# START OF Records for the exercise

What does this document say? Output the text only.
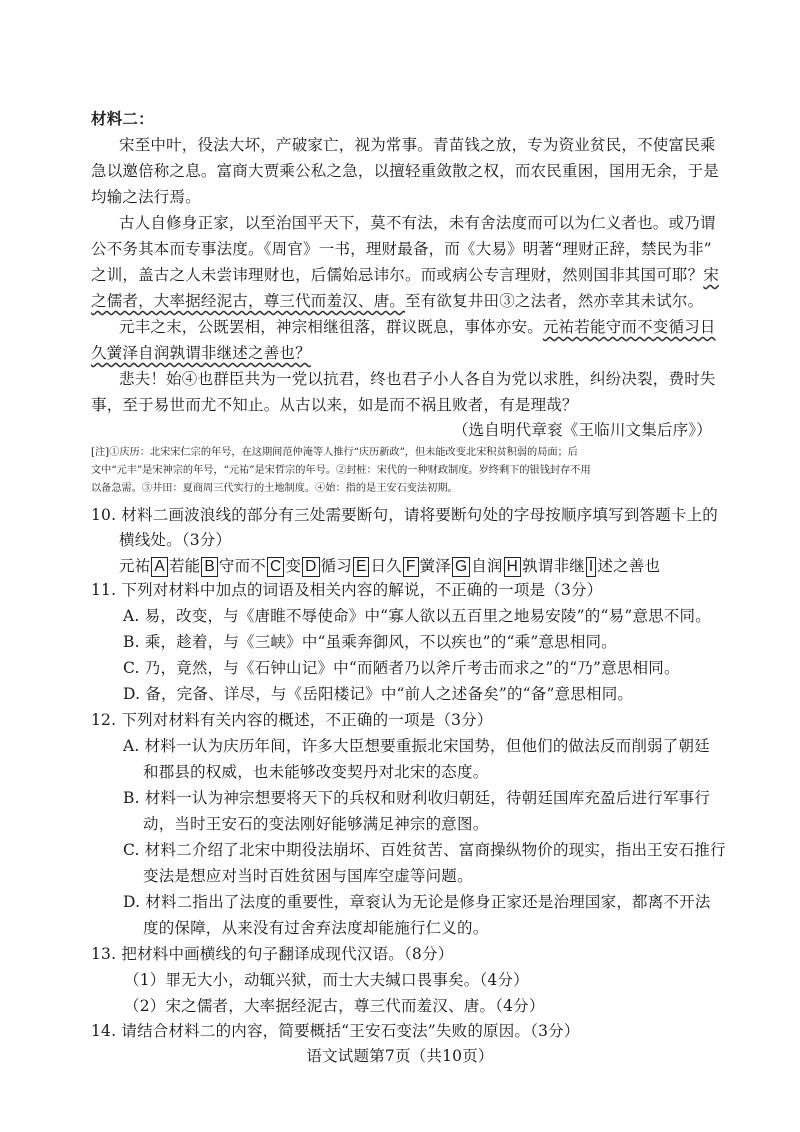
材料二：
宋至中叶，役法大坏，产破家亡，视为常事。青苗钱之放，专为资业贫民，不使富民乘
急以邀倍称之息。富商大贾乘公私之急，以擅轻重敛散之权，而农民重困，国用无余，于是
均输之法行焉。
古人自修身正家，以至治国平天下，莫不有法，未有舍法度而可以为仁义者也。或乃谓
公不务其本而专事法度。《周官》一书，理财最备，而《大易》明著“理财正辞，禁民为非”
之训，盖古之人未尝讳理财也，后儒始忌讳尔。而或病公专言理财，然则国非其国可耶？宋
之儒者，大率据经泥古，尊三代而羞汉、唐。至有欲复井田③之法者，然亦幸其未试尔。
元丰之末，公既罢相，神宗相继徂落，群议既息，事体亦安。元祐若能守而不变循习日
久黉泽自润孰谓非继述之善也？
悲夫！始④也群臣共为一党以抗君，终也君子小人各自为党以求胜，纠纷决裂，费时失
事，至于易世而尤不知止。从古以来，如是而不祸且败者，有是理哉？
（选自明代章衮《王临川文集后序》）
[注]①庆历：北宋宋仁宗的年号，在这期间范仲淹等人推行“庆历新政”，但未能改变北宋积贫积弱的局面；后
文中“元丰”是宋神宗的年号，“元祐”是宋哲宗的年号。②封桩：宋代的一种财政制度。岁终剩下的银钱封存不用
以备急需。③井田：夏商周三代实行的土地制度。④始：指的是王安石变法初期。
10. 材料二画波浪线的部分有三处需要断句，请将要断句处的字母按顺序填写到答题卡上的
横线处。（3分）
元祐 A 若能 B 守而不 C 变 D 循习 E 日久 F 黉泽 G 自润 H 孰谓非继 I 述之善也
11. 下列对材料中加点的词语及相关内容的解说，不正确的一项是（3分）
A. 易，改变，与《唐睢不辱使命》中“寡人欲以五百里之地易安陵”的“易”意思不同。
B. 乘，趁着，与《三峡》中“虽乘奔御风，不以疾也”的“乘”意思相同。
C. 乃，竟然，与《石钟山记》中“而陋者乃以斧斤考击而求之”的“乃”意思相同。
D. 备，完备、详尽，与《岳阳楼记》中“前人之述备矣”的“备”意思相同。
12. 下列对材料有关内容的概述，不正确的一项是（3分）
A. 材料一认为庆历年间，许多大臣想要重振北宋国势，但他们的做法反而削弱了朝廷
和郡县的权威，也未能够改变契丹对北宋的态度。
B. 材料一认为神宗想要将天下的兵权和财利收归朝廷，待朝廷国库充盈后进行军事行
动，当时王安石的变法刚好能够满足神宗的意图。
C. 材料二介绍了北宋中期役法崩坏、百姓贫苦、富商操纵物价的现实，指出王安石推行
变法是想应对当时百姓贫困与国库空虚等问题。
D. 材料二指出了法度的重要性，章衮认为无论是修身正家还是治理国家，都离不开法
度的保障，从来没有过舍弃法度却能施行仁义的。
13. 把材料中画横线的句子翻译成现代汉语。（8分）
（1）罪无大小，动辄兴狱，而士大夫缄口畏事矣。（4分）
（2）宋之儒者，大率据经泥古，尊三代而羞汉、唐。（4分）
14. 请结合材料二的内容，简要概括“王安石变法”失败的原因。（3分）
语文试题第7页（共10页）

# END OF Records for the exercise
# START OF Records for the exercise

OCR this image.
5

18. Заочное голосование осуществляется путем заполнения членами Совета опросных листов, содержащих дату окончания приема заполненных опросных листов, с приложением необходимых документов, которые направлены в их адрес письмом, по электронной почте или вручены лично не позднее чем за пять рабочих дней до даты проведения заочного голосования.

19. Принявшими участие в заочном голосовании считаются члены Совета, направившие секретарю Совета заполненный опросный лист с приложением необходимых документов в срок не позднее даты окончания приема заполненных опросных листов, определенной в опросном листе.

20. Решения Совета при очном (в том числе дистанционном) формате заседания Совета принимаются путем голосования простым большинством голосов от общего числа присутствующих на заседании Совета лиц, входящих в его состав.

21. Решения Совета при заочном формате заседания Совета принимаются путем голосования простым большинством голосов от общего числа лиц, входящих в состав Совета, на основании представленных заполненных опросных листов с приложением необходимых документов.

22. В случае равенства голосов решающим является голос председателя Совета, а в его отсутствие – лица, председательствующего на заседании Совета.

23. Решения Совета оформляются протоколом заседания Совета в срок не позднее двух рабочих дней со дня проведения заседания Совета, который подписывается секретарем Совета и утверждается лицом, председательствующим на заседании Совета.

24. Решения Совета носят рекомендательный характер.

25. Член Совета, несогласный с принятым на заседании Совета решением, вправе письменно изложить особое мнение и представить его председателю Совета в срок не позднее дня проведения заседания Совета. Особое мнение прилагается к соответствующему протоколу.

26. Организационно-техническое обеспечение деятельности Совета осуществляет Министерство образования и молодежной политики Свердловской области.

# END OF Records for the exercise

◆ **Work to complete**: Gather up every line in the data above that contains the word "состав", copying each one.

◆ **Completed exercise**:
20. Решения Совета при очном (в том числе дистанционном) формате заседания Совета принимаются путем голосования простым большинством голосов от общего числа присутствующих на заседании Совета лиц, входящих в его состав.
21. Решения Совета при заочном формате заседания Совета принимаются путем голосования простым большинством голосов от общего числа лиц, входящих в состав Совета, на основании представленных заполненных опросных листов с приложением необходимых документов.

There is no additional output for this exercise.